## PROBLEM DESCRIPTION:
Copy out every line that contains "name".

## RECORDS TO PROCESS:
★ ★ ★ ★

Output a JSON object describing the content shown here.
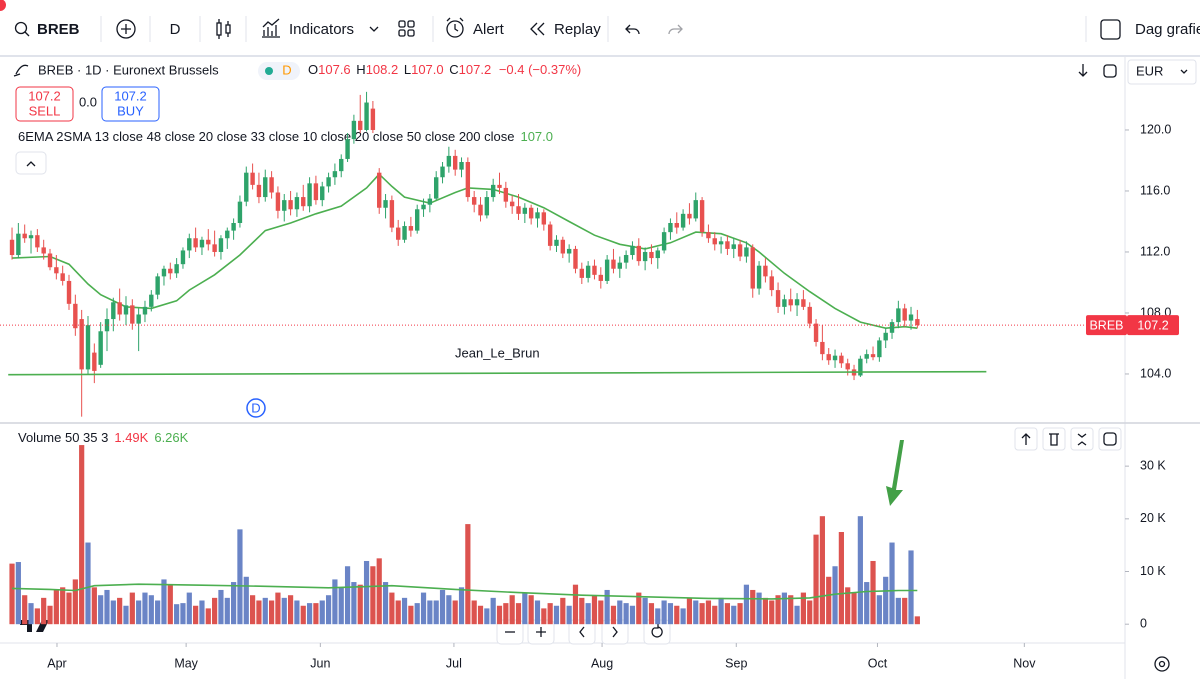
{
  "toolbar": {
    "symbol": "BREB",
    "interval": "D",
    "indicators": "Indicators",
    "alert": "Alert",
    "replay": "Replay",
    "layout": "Dag grafie"
  },
  "legend": {
    "title": "BREB · 1D · Euronext Brussels",
    "badge": "D",
    "ohlc": [
      {
        "key": "O",
        "value": "107.6"
      },
      {
        "key": "H",
        "value": "108.2"
      },
      {
        "key": "L",
        "value": "107.0"
      },
      {
        "key": "C",
        "value": "107.2"
      }
    ],
    "change": "−0.4 (−0.37%)"
  },
  "trade": {
    "sell_price": "107.2",
    "sell": "SELL",
    "spread": "0.0",
    "buy_price": "107.2",
    "buy": "BUY"
  },
  "indicator": {
    "name": "6EMA 2SMA 13 close 48 close 20 close 33 close 10 close 20 close 50 close 200 close",
    "value": "107.0"
  },
  "volume_legend": {
    "name": "Volume 50 35 3",
    "value": "1.49K",
    "ma": "6.26K"
  },
  "currency": "EUR",
  "price_tag": {
    "symbol": "BREB",
    "price": "107.2"
  },
  "marker": "D",
  "chart_data": [
    {
      "type": "candlestick",
      "up_color": "#2ea36a",
      "down_color": "#e8514f",
      "xlim": [
        -1.9,
        175.8
      ],
      "xticks": [
        {
          "value": 7.1,
          "label": "Apr"
        },
        {
          "value": 27.5,
          "label": "May"
        },
        {
          "value": 48.7,
          "label": "Jun"
        },
        {
          "value": 69.8,
          "label": "Jul"
        },
        {
          "value": 93.2,
          "label": "Aug"
        },
        {
          "value": 114.4,
          "label": "Sep"
        },
        {
          "value": 136.7,
          "label": "Oct"
        },
        {
          "value": 159.9,
          "label": "Nov"
        }
      ],
      "ylim": [
        100.85,
        124.72
      ],
      "yticks": [
        {
          "value": 104,
          "label": "104.0"
        },
        {
          "value": 108,
          "label": "108.0"
        },
        {
          "value": 112,
          "label": "112.0"
        },
        {
          "value": 116,
          "label": "116.0"
        },
        {
          "value": 120,
          "label": "120.0"
        }
      ],
      "candles": [
        [
          112.8,
          113.6,
          111.5,
          111.8
        ],
        [
          111.8,
          113.9,
          111.6,
          113.2
        ],
        [
          113.2,
          113.8,
          112.6,
          112.9
        ],
        [
          112.9,
          113.4,
          111.9,
          113.1
        ],
        [
          113.1,
          113.5,
          112.0,
          112.3
        ],
        [
          112.3,
          112.8,
          111.5,
          111.9
        ],
        [
          111.9,
          112.2,
          110.8,
          111.0
        ],
        [
          111.0,
          111.8,
          110.2,
          110.6
        ],
        [
          110.6,
          111.1,
          109.8,
          110.1
        ],
        [
          110.1,
          110.5,
          108.2,
          108.6
        ],
        [
          108.6,
          109.2,
          106.5,
          107.0
        ],
        [
          107.6,
          108.2,
          101.2,
          104.3
        ],
        [
          104.3,
          107.8,
          104.0,
          107.2
        ],
        [
          105.4,
          106.0,
          103.4,
          104.2
        ],
        [
          104.6,
          107.4,
          104.4,
          106.8
        ],
        [
          106.8,
          108.3,
          105.5,
          107.6
        ],
        [
          107.6,
          109.0,
          106.8,
          108.7
        ],
        [
          108.7,
          109.6,
          107.5,
          107.9
        ],
        [
          107.9,
          109.1,
          107.2,
          108.5
        ],
        [
          108.5,
          108.9,
          106.9,
          107.3
        ],
        [
          107.3,
          108.3,
          105.5,
          107.9
        ],
        [
          107.9,
          108.8,
          107.4,
          108.4
        ],
        [
          108.4,
          109.5,
          108.1,
          109.2
        ],
        [
          109.2,
          110.6,
          108.9,
          110.4
        ],
        [
          110.4,
          111.1,
          109.8,
          110.9
        ],
        [
          110.9,
          111.3,
          110.2,
          110.6
        ],
        [
          110.6,
          111.6,
          110.3,
          111.2
        ],
        [
          111.2,
          112.3,
          110.9,
          112.1
        ],
        [
          112.1,
          113.2,
          111.6,
          112.9
        ],
        [
          112.9,
          113.6,
          112.0,
          112.3
        ],
        [
          112.3,
          113.0,
          111.8,
          112.8
        ],
        [
          112.8,
          113.5,
          112.1,
          112.5
        ],
        [
          112.5,
          113.4,
          111.7,
          112.0
        ],
        [
          112.0,
          113.1,
          111.5,
          112.9
        ],
        [
          112.9,
          113.6,
          112.2,
          113.4
        ],
        [
          113.4,
          114.2,
          112.8,
          113.9
        ],
        [
          113.9,
          115.7,
          113.6,
          115.3
        ],
        [
          115.3,
          117.6,
          115.0,
          117.2
        ],
        [
          117.2,
          117.8,
          116.1,
          116.4
        ],
        [
          116.4,
          117.2,
          115.2,
          115.6
        ],
        [
          115.6,
          117.4,
          115.3,
          116.9
        ],
        [
          116.9,
          117.3,
          115.5,
          115.9
        ],
        [
          115.9,
          116.3,
          114.2,
          114.7
        ],
        [
          114.7,
          115.8,
          114.0,
          115.4
        ],
        [
          115.4,
          116.0,
          114.4,
          114.8
        ],
        [
          114.8,
          115.9,
          114.3,
          115.6
        ],
        [
          115.6,
          116.4,
          114.7,
          115.0
        ],
        [
          115.0,
          116.9,
          114.6,
          116.5
        ],
        [
          116.5,
          117.0,
          115.1,
          115.4
        ],
        [
          115.4,
          116.6,
          115.0,
          116.3
        ],
        [
          116.3,
          117.2,
          115.9,
          116.9
        ],
        [
          116.9,
          117.8,
          116.4,
          117.3
        ],
        [
          117.3,
          118.4,
          116.9,
          118.1
        ],
        [
          118.1,
          119.8,
          117.9,
          119.4
        ],
        [
          119.4,
          121.0,
          119.1,
          120.6
        ],
        [
          120.6,
          122.3,
          119.8,
          120.0
        ],
        [
          120.0,
          122.5,
          119.9,
          121.8
        ],
        [
          121.4,
          121.9,
          119.8,
          120.0
        ],
        [
          117.2,
          117.5,
          114.5,
          114.9
        ],
        [
          114.9,
          115.8,
          114.2,
          115.4
        ],
        [
          115.4,
          115.7,
          113.3,
          113.6
        ],
        [
          113.6,
          114.1,
          112.4,
          112.8
        ],
        [
          112.8,
          114.0,
          112.6,
          113.7
        ],
        [
          113.7,
          114.3,
          113.0,
          113.4
        ],
        [
          113.4,
          115.1,
          113.2,
          114.8
        ],
        [
          114.8,
          115.5,
          114.3,
          115.1
        ],
        [
          115.1,
          115.8,
          114.6,
          115.5
        ],
        [
          115.5,
          117.3,
          115.4,
          116.9
        ],
        [
          116.9,
          117.9,
          116.5,
          117.6
        ],
        [
          117.6,
          118.9,
          117.2,
          118.3
        ],
        [
          118.3,
          118.7,
          117.0,
          117.4
        ],
        [
          117.4,
          118.2,
          116.9,
          117.9
        ],
        [
          117.9,
          118.2,
          115.3,
          115.6
        ],
        [
          115.6,
          116.0,
          114.6,
          115.1
        ],
        [
          115.1,
          115.6,
          114.0,
          114.4
        ],
        [
          114.4,
          116.0,
          114.2,
          115.6
        ],
        [
          115.6,
          116.8,
          115.3,
          116.4
        ],
        [
          116.4,
          117.2,
          115.8,
          116.2
        ],
        [
          116.2,
          116.6,
          114.9,
          115.3
        ],
        [
          115.3,
          115.7,
          114.5,
          115.0
        ],
        [
          115.0,
          115.8,
          114.1,
          114.5
        ],
        [
          114.5,
          115.2,
          113.9,
          114.9
        ],
        [
          114.9,
          115.1,
          113.8,
          114.2
        ],
        [
          114.2,
          114.9,
          113.6,
          114.6
        ],
        [
          114.6,
          114.8,
          113.4,
          113.8
        ],
        [
          113.8,
          114.0,
          112.1,
          112.4
        ],
        [
          112.4,
          113.1,
          112.0,
          112.8
        ],
        [
          112.8,
          113.0,
          111.6,
          111.9
        ],
        [
          111.9,
          112.5,
          111.3,
          112.2
        ],
        [
          112.2,
          112.4,
          110.6,
          110.9
        ],
        [
          110.9,
          111.3,
          109.9,
          110.3
        ],
        [
          110.3,
          111.4,
          110.0,
          111.1
        ],
        [
          111.1,
          111.5,
          110.2,
          110.5
        ],
        [
          110.5,
          111.0,
          109.6,
          110.1
        ],
        [
          110.1,
          111.8,
          109.9,
          111.5
        ],
        [
          111.5,
          112.2,
          110.6,
          110.9
        ],
        [
          110.9,
          111.7,
          110.3,
          111.3
        ],
        [
          111.3,
          112.1,
          110.9,
          111.8
        ],
        [
          111.8,
          112.7,
          111.5,
          112.4
        ],
        [
          112.4,
          112.9,
          111.1,
          111.4
        ],
        [
          111.4,
          112.3,
          110.8,
          112.0
        ],
        [
          112.0,
          112.5,
          111.2,
          111.6
        ],
        [
          111.6,
          112.3,
          110.9,
          112.1
        ],
        [
          112.1,
          113.6,
          111.9,
          113.3
        ],
        [
          113.3,
          114.2,
          112.8,
          113.9
        ],
        [
          113.9,
          114.6,
          113.2,
          113.6
        ],
        [
          113.6,
          114.8,
          113.4,
          114.5
        ],
        [
          114.5,
          115.2,
          113.8,
          114.2
        ],
        [
          114.2,
          115.9,
          114.0,
          115.4
        ],
        [
          115.4,
          115.6,
          113.0,
          113.3
        ],
        [
          113.3,
          113.8,
          112.6,
          112.9
        ],
        [
          112.9,
          113.3,
          112.1,
          112.5
        ],
        [
          112.5,
          113.0,
          111.9,
          112.7
        ],
        [
          112.7,
          113.1,
          111.8,
          112.2
        ],
        [
          112.2,
          112.9,
          111.6,
          112.5
        ],
        [
          112.5,
          112.8,
          111.4,
          111.7
        ],
        [
          111.7,
          112.7,
          111.3,
          112.3
        ],
        [
          112.3,
          112.5,
          109.0,
          109.6
        ],
        [
          109.6,
          111.4,
          109.2,
          111.1
        ],
        [
          111.1,
          111.6,
          110.0,
          110.4
        ],
        [
          110.4,
          110.8,
          109.1,
          109.5
        ],
        [
          109.5,
          110.0,
          108.0,
          108.4
        ],
        [
          108.4,
          109.2,
          107.9,
          108.9
        ],
        [
          108.9,
          109.6,
          108.1,
          108.5
        ],
        [
          108.5,
          109.3,
          107.8,
          108.9
        ],
        [
          108.9,
          109.5,
          108.2,
          108.4
        ],
        [
          108.4,
          108.7,
          107.0,
          107.3
        ],
        [
          107.3,
          107.6,
          105.8,
          106.1
        ],
        [
          106.1,
          107.2,
          104.9,
          105.3
        ],
        [
          105.3,
          105.7,
          104.6,
          104.9
        ],
        [
          104.9,
          105.6,
          104.4,
          105.2
        ],
        [
          105.2,
          105.4,
          104.4,
          104.7
        ],
        [
          104.7,
          105.0,
          103.9,
          104.3
        ],
        [
          104.3,
          104.6,
          103.6,
          103.9
        ],
        [
          103.9,
          105.2,
          103.8,
          105.0
        ],
        [
          105.0,
          105.6,
          104.7,
          105.3
        ],
        [
          105.3,
          105.8,
          104.9,
          105.1
        ],
        [
          105.1,
          106.4,
          104.8,
          106.2
        ],
        [
          106.2,
          107.0,
          105.7,
          106.7
        ],
        [
          106.7,
          107.6,
          106.3,
          107.4
        ],
        [
          107.4,
          108.8,
          107.0,
          108.3
        ],
        [
          108.3,
          108.6,
          107.1,
          107.5
        ],
        [
          107.5,
          108.4,
          106.9,
          107.9
        ],
        [
          107.6,
          108.2,
          107.0,
          107.2
        ]
      ],
      "ema": {
        "color": "#4caf50",
        "x": [
          0,
          6,
          9,
          12,
          14,
          18,
          22,
          26,
          28,
          32,
          36,
          40,
          44,
          48,
          52,
          56,
          58,
          60,
          62,
          66,
          70,
          72,
          76,
          80,
          84,
          88,
          92,
          96,
          100,
          104,
          108,
          112,
          116,
          118,
          122,
          126,
          130,
          134,
          138,
          141,
          143
        ],
        "values": [
          111.6,
          111.7,
          111.2,
          109.9,
          109.2,
          108.4,
          108.3,
          108.8,
          109.5,
          110.5,
          111.8,
          113.4,
          113.9,
          114.5,
          115.0,
          116.2,
          117.1,
          116.3,
          115.6,
          115.2,
          115.9,
          116.2,
          116.1,
          115.6,
          114.9,
          114.0,
          113.1,
          112.5,
          112.2,
          112.6,
          113.3,
          113.2,
          112.6,
          112.0,
          110.6,
          109.4,
          108.3,
          107.4,
          107.0,
          107.1,
          107.0
        ]
      },
      "trendline": {
        "label": "Jean_Le_Brun",
        "color": "#4caf50",
        "x": [
          -0.6,
          153.9
        ],
        "values": [
          103.95,
          104.15
        ]
      }
    },
    {
      "type": "bar",
      "up_color": "#6a84c6",
      "down_color": "#dc534f",
      "ylim": [
        -3000,
        38000
      ],
      "yticks": [
        0,
        {
          "value": 10000,
          "label": "10 K"
        },
        {
          "value": 20000,
          "label": "20 K"
        },
        {
          "value": 30000,
          "label": "30 K"
        }
      ],
      "values": [
        11500,
        11800,
        5500,
        4000,
        3000,
        5000,
        3500,
        6500,
        7000,
        6000,
        8500,
        34000,
        15500,
        7000,
        5500,
        6500,
        4500,
        5000,
        3500,
        6000,
        4500,
        6000,
        5500,
        4500,
        8500,
        7500,
        3800,
        4000,
        6000,
        3500,
        4500,
        3000,
        5000,
        6500,
        5000,
        8000,
        18000,
        9000,
        5500,
        4500,
        5000,
        4500,
        6000,
        5000,
        5500,
        4500,
        3500,
        4000,
        4000,
        4500,
        5500,
        8500,
        7000,
        11000,
        8000,
        7500,
        12000,
        11000,
        12500,
        8000,
        6000,
        4500,
        5000,
        3500,
        4000,
        6000,
        4500,
        4500,
        6500,
        5500,
        4500,
        7000,
        19000,
        4500,
        3500,
        3000,
        5000,
        3500,
        4000,
        5500,
        4000,
        6000,
        5500,
        4500,
        3000,
        4000,
        3500,
        5000,
        3500,
        7500,
        5000,
        4000,
        5500,
        4500,
        6500,
        3500,
        4500,
        4000,
        3500,
        6000,
        5000,
        4000,
        3000,
        4500,
        4000,
        3500,
        3000,
        5000,
        4500,
        4000,
        4500,
        3500,
        5000,
        4000,
        3500,
        4000,
        7500,
        6500,
        6000,
        5000,
        4500,
        5500,
        6000,
        5500,
        3500,
        6000,
        4500,
        17000,
        20500,
        9000,
        11000,
        17500,
        7000,
        6000,
        20500,
        8000,
        12000,
        5500,
        9000,
        15500,
        5000,
        5000,
        14000,
        1490
      ],
      "ma": {
        "color": "#4caf50",
        "x": [
          0,
          6,
          10,
          13,
          20,
          30,
          40,
          50,
          60,
          70,
          80,
          90,
          100,
          110,
          120,
          126,
          130,
          135,
          140,
          143
        ],
        "values": [
          6800,
          6600,
          6400,
          7300,
          7600,
          7400,
          7200,
          6900,
          7300,
          6600,
          6000,
          5500,
          5200,
          4900,
          4800,
          5000,
          5700,
          6200,
          6400,
          6400
        ]
      }
    }
  ]
}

★ ★ ★ ★

## THE RESULT:
    "name": "6EMA 2SMA 13 close 48 close 20 close 33 close 10 close 20 close 50 close 200 close",
    "name": "Volume 50 35 3",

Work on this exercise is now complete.